start

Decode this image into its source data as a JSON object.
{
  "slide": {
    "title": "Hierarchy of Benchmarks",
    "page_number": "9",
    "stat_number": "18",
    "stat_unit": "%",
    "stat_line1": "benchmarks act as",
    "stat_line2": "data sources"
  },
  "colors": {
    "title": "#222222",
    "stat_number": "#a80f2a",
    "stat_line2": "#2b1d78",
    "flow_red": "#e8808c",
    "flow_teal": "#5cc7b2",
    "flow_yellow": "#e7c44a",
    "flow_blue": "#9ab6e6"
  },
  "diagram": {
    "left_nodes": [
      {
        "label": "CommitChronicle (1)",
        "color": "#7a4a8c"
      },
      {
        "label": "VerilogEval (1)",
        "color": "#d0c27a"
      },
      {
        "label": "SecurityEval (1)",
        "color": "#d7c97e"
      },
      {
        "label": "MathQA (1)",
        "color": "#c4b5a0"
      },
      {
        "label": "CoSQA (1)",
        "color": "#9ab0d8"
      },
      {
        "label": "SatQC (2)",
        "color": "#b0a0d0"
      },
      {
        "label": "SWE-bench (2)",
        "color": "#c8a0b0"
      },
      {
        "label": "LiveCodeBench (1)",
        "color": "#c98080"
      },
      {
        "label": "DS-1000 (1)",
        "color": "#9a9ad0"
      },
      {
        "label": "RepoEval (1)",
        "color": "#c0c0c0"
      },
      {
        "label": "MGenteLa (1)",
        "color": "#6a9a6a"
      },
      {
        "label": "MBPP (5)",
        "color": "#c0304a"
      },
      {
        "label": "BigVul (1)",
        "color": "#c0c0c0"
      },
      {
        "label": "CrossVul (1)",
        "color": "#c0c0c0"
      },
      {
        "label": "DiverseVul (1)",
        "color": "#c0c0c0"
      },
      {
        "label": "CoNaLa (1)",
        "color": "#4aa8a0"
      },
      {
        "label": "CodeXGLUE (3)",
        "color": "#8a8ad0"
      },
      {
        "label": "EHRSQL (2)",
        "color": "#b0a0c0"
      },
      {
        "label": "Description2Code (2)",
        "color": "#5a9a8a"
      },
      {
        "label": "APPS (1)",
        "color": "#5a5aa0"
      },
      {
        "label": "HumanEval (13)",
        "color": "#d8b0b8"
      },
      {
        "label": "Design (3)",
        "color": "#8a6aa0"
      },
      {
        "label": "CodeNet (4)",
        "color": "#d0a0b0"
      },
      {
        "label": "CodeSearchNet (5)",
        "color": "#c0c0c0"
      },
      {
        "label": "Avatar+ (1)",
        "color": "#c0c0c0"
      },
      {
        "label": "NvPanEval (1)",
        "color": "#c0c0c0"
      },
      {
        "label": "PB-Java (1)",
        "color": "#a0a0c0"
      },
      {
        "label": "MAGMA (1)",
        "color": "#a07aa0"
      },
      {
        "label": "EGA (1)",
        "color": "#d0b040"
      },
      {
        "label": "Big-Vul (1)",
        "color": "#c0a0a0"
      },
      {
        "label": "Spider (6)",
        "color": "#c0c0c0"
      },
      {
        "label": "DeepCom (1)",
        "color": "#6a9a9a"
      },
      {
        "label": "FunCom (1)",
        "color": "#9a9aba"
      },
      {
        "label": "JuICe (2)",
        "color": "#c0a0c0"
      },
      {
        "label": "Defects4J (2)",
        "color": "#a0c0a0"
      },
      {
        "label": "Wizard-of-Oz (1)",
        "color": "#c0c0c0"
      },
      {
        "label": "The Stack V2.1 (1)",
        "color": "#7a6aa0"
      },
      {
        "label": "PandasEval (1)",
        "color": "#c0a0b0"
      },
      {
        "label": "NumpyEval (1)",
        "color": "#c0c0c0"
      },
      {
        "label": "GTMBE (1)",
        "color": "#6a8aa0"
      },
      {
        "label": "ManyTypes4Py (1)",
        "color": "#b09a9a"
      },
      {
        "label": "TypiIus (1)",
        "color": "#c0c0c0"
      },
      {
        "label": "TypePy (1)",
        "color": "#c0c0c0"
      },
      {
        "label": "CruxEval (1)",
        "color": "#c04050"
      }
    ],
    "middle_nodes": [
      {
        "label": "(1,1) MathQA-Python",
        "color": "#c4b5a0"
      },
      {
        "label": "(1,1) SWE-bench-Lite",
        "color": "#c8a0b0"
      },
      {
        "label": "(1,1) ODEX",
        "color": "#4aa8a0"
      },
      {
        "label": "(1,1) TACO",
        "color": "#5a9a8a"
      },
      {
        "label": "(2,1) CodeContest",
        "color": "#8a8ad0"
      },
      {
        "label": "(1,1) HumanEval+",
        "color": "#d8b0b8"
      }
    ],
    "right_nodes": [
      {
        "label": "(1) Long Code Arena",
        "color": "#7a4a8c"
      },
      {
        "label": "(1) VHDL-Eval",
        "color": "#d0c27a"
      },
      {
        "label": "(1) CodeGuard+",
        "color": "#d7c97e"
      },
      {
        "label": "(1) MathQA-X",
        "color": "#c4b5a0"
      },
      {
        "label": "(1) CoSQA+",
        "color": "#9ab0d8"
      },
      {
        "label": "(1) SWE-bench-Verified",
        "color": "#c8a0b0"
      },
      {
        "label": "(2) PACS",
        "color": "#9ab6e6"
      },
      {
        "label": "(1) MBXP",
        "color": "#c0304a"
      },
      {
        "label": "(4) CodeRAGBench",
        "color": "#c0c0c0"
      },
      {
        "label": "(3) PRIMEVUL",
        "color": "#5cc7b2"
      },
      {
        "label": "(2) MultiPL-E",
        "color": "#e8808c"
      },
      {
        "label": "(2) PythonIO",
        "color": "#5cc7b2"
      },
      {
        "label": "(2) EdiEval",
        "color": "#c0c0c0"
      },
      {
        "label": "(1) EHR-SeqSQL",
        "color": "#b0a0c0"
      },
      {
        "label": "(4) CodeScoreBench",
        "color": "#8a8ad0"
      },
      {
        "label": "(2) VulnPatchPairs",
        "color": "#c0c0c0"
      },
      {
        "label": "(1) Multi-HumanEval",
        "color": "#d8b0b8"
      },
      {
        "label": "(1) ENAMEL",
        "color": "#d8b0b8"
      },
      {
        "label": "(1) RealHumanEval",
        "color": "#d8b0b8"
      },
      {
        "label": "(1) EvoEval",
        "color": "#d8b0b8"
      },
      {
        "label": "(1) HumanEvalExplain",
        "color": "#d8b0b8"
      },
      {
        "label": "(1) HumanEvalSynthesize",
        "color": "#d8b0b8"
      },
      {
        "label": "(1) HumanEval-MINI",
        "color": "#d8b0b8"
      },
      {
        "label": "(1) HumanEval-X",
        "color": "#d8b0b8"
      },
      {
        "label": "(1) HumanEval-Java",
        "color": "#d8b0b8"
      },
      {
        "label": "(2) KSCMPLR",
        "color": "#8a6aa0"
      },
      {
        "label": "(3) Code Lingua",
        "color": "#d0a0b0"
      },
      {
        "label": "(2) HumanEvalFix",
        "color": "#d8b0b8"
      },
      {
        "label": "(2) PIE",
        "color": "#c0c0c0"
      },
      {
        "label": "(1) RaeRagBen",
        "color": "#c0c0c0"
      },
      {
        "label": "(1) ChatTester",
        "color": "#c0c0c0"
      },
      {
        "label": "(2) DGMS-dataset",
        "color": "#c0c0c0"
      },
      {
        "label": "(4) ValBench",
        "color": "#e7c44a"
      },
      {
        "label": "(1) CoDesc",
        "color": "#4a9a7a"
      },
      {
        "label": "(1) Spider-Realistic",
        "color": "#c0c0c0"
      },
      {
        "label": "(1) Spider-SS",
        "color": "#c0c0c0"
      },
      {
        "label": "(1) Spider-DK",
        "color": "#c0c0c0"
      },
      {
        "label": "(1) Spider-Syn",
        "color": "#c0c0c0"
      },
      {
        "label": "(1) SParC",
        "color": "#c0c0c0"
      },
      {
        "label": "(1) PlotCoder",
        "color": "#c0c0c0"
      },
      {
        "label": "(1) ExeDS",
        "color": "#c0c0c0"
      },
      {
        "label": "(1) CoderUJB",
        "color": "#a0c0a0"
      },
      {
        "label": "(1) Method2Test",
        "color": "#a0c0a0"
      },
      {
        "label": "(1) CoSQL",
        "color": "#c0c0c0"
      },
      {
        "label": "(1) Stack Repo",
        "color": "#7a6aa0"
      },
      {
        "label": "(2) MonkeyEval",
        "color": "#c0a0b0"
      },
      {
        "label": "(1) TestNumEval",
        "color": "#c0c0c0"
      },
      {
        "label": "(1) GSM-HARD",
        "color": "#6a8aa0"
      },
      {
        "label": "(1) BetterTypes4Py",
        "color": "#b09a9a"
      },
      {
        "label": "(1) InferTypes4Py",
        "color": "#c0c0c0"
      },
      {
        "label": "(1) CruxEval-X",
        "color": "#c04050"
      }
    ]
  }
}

end

**STATED GOAL:**
List every line from the entries above in which "Stack" appears.

**EXERCISE RESULT:**
        "label": "The Stack V2.1 (1)",
        "label": "(1) Stack Repo",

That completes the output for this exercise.